- SET EXERCISE: Copy out every line in which the string "rostro" occurs.

Data entries

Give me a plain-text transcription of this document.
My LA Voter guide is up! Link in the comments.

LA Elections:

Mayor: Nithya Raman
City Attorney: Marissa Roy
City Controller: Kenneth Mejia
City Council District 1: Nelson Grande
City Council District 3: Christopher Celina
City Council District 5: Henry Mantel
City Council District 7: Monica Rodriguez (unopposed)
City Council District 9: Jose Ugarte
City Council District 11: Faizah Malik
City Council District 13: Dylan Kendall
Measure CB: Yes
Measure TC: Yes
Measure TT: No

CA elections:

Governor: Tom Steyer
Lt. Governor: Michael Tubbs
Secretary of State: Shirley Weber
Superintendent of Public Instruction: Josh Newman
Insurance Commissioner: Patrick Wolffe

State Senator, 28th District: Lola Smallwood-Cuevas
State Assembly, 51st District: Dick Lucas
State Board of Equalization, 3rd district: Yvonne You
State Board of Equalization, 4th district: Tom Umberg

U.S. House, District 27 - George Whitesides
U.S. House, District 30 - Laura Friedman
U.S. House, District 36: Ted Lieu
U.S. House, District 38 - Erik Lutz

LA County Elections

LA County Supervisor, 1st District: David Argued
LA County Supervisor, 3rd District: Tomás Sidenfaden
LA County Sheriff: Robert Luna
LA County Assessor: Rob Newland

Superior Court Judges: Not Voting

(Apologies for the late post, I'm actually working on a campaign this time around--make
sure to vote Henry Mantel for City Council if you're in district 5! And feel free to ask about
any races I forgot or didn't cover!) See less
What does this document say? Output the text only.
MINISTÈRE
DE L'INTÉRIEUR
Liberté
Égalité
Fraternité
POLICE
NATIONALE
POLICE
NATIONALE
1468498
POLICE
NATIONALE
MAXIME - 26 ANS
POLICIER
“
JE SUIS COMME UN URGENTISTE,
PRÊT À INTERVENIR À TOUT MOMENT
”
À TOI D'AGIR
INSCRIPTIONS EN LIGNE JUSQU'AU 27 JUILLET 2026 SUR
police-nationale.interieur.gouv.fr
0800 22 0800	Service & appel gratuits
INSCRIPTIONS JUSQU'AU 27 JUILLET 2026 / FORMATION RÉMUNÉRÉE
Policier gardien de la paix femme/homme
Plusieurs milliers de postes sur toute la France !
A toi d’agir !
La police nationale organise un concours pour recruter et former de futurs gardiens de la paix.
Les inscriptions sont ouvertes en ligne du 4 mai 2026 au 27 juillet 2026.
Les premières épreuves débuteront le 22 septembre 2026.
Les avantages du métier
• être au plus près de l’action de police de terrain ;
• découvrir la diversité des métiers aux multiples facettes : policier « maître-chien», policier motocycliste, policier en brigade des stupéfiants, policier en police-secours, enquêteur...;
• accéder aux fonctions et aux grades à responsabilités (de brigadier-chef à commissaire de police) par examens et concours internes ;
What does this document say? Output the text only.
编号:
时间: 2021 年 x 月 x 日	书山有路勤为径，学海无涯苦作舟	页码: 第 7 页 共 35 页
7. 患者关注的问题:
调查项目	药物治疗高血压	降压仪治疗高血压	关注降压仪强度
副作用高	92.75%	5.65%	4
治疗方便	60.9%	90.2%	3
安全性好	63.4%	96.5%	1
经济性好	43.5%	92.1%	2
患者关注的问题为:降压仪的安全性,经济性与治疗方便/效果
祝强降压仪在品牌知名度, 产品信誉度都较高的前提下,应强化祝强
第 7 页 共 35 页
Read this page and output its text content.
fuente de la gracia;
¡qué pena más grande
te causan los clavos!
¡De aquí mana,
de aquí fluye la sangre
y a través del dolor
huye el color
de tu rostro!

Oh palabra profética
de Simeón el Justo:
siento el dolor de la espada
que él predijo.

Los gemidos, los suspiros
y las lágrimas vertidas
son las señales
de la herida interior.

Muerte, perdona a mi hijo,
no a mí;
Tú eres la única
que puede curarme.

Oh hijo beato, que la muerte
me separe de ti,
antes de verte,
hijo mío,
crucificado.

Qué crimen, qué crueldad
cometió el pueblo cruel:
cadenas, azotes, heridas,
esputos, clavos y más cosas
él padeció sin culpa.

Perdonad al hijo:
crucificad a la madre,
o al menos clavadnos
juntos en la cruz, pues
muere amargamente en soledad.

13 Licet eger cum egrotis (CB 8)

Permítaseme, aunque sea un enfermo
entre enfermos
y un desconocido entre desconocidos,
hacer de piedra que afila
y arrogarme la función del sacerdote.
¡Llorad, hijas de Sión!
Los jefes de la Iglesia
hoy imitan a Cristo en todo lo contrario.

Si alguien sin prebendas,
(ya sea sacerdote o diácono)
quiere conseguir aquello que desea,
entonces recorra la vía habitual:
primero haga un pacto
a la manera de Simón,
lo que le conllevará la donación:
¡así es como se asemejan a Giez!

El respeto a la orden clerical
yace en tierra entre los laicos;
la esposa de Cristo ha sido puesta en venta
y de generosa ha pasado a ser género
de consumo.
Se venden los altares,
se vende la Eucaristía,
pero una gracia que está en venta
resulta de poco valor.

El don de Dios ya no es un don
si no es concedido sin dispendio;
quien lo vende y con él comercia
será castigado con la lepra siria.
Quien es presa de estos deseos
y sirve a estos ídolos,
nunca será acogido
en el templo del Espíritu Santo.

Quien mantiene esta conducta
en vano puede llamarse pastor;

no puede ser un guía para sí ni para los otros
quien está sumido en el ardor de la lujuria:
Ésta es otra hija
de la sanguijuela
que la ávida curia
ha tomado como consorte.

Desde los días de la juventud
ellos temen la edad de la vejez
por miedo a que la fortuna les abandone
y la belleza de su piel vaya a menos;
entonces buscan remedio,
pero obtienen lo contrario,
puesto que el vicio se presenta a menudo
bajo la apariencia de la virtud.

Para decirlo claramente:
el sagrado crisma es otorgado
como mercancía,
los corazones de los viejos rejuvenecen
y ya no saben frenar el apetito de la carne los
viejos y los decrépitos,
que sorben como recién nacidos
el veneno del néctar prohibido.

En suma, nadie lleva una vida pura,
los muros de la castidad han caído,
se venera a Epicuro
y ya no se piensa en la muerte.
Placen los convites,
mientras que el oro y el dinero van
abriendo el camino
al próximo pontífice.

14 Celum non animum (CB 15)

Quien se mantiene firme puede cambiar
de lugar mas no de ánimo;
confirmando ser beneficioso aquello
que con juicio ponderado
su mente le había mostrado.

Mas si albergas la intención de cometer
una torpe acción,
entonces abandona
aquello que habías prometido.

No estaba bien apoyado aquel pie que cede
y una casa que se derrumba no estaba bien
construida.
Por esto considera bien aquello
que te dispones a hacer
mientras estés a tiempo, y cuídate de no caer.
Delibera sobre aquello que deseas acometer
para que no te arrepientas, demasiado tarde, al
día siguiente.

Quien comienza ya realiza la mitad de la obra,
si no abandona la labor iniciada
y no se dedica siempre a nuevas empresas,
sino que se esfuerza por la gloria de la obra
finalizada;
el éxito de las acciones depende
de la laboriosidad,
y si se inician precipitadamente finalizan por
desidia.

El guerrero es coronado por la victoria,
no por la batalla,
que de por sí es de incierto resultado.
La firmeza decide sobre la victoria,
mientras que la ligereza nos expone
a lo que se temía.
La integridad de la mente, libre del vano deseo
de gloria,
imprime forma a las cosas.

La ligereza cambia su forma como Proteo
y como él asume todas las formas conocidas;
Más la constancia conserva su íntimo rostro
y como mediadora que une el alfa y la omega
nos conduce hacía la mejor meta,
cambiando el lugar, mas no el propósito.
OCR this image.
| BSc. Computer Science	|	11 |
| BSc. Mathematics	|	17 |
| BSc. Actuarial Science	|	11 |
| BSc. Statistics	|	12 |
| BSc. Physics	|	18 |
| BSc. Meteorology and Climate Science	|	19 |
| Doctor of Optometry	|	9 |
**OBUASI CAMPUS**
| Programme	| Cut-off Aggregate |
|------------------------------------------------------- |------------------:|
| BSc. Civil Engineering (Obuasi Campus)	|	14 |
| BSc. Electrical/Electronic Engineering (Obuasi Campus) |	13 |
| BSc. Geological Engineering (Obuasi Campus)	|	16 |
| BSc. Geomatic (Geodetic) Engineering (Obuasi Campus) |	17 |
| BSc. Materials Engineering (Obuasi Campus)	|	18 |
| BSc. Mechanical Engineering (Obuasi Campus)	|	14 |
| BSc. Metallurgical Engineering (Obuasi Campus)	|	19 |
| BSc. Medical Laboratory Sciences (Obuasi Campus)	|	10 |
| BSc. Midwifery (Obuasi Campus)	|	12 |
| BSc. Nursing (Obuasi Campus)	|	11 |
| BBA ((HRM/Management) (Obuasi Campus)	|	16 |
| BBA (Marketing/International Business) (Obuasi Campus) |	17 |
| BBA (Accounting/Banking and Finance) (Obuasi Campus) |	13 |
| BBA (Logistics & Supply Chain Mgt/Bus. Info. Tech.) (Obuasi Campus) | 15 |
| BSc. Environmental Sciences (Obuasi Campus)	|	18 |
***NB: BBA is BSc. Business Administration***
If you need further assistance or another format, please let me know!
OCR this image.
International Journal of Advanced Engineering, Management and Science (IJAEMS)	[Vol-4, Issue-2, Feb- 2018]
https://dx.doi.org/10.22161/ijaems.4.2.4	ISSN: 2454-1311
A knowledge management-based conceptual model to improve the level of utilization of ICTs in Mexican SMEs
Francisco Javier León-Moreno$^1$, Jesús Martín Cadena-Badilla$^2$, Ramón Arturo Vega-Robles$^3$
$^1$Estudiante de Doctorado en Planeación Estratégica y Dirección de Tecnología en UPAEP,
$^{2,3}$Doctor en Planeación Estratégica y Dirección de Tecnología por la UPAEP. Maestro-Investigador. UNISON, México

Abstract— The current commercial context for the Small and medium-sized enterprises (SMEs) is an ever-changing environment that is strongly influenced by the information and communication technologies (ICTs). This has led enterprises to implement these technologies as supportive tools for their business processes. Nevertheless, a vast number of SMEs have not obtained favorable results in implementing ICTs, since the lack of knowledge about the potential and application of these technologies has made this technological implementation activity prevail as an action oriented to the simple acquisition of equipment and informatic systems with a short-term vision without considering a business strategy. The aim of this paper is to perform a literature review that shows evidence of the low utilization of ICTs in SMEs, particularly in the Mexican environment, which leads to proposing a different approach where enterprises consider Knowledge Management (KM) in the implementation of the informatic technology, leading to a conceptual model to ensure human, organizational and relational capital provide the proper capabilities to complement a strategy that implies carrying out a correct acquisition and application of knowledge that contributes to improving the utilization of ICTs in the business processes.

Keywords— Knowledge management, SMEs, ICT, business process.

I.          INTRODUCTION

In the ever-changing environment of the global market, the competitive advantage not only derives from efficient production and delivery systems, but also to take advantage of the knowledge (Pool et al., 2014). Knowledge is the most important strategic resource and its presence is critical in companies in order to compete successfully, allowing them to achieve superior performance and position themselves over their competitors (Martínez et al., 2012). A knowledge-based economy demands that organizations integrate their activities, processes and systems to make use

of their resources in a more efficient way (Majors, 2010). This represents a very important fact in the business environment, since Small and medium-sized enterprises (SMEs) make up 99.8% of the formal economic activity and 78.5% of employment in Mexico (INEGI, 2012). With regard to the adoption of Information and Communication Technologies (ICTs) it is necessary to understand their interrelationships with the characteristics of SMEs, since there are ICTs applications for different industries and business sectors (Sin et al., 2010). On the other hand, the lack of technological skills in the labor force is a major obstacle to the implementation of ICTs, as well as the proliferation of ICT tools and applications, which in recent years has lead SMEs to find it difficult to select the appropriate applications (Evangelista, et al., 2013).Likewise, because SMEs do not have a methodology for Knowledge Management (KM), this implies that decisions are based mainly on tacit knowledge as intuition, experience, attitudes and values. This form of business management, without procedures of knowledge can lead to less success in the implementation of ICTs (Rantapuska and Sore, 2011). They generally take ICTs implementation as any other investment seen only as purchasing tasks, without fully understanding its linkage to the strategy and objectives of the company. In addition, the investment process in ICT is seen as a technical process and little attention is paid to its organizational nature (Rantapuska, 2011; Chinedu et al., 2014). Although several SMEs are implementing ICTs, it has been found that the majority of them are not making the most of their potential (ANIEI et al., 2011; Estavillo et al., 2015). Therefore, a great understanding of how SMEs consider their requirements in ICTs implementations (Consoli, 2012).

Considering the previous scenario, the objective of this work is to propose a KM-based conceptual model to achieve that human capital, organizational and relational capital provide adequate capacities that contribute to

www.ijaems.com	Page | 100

- REPLY TO THE EXERCISE:
de tu rostro!
Más la constancia conserva su íntimo rostro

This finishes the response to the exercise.